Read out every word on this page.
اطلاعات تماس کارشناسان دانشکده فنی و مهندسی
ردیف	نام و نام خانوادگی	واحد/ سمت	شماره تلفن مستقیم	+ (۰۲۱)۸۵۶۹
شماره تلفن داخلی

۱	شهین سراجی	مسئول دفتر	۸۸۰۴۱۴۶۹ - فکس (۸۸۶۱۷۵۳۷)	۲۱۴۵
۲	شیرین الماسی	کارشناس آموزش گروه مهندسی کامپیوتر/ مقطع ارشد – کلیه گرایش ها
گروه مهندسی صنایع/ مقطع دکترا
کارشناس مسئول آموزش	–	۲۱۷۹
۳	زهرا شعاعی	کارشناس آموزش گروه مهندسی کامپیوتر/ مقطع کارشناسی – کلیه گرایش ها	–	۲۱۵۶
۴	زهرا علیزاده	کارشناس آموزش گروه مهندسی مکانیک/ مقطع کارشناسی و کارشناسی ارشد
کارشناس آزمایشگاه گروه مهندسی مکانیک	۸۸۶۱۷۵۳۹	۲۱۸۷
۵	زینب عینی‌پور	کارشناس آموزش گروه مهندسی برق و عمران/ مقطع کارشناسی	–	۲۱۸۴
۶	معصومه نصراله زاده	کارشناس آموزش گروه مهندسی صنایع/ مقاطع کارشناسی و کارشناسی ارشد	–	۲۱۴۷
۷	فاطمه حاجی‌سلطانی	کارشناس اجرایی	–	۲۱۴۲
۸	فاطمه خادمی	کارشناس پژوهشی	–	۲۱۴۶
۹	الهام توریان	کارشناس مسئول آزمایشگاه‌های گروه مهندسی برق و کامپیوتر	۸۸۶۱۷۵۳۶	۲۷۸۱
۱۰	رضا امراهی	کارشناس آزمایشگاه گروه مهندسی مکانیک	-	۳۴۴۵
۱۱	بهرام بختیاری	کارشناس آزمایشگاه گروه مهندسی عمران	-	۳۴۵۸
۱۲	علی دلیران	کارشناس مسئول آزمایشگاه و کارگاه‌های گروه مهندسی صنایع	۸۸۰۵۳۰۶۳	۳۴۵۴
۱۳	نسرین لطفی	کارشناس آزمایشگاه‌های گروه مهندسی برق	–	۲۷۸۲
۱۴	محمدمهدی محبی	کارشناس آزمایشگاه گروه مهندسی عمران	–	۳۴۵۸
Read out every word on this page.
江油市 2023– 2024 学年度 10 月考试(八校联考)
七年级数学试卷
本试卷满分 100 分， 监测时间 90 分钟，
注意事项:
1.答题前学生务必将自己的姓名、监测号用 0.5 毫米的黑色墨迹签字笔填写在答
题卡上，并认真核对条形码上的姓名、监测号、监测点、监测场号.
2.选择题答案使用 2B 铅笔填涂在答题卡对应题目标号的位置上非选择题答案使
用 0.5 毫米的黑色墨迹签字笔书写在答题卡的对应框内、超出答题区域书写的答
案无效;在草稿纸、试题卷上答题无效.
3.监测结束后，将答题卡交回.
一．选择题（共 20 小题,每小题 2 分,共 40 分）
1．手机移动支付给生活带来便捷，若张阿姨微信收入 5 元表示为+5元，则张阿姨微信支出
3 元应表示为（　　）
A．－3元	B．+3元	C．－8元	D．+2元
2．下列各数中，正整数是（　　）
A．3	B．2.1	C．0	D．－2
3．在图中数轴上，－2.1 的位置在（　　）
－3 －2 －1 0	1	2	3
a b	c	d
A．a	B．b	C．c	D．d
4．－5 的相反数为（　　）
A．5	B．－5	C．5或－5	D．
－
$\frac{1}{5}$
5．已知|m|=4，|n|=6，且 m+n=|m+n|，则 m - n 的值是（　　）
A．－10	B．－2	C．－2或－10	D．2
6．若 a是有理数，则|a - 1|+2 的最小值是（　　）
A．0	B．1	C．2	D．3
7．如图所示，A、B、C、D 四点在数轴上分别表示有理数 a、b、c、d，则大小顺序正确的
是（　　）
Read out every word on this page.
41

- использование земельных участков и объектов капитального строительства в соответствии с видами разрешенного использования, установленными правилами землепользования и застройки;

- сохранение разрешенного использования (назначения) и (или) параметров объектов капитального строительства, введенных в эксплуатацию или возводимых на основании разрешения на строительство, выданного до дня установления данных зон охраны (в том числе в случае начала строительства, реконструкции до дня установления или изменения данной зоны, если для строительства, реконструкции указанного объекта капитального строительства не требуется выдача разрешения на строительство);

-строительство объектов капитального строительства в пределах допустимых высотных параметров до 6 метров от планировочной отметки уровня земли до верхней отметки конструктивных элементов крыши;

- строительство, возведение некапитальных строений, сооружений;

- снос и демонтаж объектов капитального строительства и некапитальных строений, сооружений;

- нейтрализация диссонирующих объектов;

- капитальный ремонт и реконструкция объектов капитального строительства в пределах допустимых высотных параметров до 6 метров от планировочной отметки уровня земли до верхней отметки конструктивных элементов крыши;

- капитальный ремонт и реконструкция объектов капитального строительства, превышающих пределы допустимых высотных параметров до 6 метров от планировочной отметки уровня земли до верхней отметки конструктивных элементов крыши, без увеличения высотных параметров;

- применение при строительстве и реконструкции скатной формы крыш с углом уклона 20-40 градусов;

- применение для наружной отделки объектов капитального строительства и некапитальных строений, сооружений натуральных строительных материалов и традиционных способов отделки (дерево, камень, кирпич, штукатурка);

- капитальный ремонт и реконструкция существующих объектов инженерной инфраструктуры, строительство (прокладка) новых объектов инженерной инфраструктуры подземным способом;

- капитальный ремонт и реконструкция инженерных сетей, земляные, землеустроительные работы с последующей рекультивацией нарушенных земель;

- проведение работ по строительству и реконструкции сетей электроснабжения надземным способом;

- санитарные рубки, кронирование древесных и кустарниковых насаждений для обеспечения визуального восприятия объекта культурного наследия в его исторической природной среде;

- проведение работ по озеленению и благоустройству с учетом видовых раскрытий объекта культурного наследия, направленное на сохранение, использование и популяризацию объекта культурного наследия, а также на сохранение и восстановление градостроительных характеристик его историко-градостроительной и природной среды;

**Written exercise**: Show the lines where the word "عمران" appears in the entries.

**Written answer**:
۵	زینب عینی‌پور	کارشناس آموزش گروه مهندسی برق و عمران/ مقطع کارشناسی	–	۲۱۸۴
۱۱	بهرام بختیاری	کارشناس آزمایشگاه گروه مهندسی عمران	-	۳۴۵۸
۱۴	محمدمهدی محبی	کارشناس آزمایشگاه گروه مهندسی عمران	–	۳۴۵۸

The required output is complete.